>> start Records for this exercise
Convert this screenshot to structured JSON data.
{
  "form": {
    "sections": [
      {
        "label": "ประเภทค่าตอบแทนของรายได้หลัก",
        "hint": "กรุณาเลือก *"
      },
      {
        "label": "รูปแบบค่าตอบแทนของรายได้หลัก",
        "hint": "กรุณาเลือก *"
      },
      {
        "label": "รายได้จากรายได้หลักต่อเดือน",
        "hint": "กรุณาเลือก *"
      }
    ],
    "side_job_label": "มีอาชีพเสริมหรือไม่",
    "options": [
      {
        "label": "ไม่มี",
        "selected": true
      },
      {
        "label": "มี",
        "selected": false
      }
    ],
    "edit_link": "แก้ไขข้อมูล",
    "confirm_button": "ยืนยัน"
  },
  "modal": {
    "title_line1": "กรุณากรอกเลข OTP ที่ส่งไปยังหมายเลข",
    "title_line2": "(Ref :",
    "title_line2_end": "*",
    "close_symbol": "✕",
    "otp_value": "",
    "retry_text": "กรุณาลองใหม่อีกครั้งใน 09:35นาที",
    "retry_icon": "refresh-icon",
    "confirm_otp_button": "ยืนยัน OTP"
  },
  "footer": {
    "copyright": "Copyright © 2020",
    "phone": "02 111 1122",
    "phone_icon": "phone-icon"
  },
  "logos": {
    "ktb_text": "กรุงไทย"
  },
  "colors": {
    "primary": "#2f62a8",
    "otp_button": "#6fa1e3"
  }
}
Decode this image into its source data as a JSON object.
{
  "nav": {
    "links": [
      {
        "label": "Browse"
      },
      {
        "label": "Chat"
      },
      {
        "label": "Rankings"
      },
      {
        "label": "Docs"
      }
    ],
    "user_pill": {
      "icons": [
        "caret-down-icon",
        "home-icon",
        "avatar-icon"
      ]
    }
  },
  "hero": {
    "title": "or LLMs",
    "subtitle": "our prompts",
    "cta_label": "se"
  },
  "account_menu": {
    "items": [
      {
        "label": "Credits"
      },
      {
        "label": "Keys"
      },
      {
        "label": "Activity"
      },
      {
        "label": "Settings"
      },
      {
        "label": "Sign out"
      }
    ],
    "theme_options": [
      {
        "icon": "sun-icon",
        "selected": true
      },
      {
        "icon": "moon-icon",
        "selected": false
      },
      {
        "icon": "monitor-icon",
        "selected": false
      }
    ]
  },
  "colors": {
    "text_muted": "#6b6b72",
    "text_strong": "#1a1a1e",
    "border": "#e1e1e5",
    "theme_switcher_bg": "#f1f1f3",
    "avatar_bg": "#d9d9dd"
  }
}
>> end Records for this exercise
Output all records verbatim.

Convert this screenshot to structured JSON data.
{
  "form": {
    "sections": [
      {
        "label": "ประเภทค่าตอบแทนของรายได้หลัก",
        "hint": "กรุณาเลือก *"
      },
      {
        "label": "รูปแบบค่าตอบแทนของรายได้หลัก",
        "hint": "กรุณาเลือก *"
      },
      {
        "label": "รายได้จากรายได้หลักต่อเดือน",
        "hint": "กรุณาเลือก *"
      }
    ],
    "side_job_label": "มีอาชีพเสริมหรือไม่",
    "options": [
      {
        "label": "ไม่มี",
        "selected": true
      },
      {
        "label": "มี",
        "selected": false
      }
    ],
    "edit_link": "แก้ไขข้อมูล",
    "confirm_button": "ยืนยัน"
  },
  "modal": {
    "title_line1": "กรุณากรอกเลข OTP ที่ส่งไปยังหมายเลข",
    "title_line2": "(Ref :",
    "title_line2_end": "*",
    "close_symbol": "✕",
    "otp_value": "",
    "retry_text": "กรุณาลองใหม่อีกครั้งใน 09:35นาที",
    "retry_icon": "refresh-icon",
    "confirm_otp_button": "ยืนยัน OTP"
  },
  "footer": {
    "copyright": "Copyright © 2020",
    "phone": "02 111 1122",
    "phone_icon": "phone-icon"
  },
  "logos": {
    "ktb_text": "กรุงไทย"
  },
  "colors": {
    "primary": "#2f62a8",
    "otp_button": "#6fa1e3"
  }
}
Decode this image into its source data as a JSON object.
{
  "nav": {
    "links": [
      {
        "label": "Browse"
      },
      {
        "label": "Chat"
      },
      {
        "label": "Rankings"
      },
      {
        "label": "Docs"
      }
    ],
    "user_pill": {
      "icons": [
        "caret-down-icon",
        "home-icon",
        "avatar-icon"
      ]
    }
  },
  "hero": {
    "title": "or LLMs",
    "subtitle": "our prompts",
    "cta_label": "se"
  },
  "account_menu": {
    "items": [
      {
        "label": "Credits"
      },
      {
        "label": "Keys"
      },
      {
        "label": "Activity"
      },
      {
        "label": "Settings"
      },
      {
        "label": "Sign out"
      }
    ],
    "theme_options": [
      {
        "icon": "sun-icon",
        "selected": true
      },
      {
        "icon": "moon-icon",
        "selected": false
      },
      {
        "icon": "monitor-icon",
        "selected": false
      }
    ]
  },
  "colors": {
    "text_muted": "#6b6b72",
    "text_strong": "#1a1a1e",
    "border": "#e1e1e5",
    "theme_switcher_bg": "#f1f1f3",
    "avatar_bg": "#d9d9dd"
  }
}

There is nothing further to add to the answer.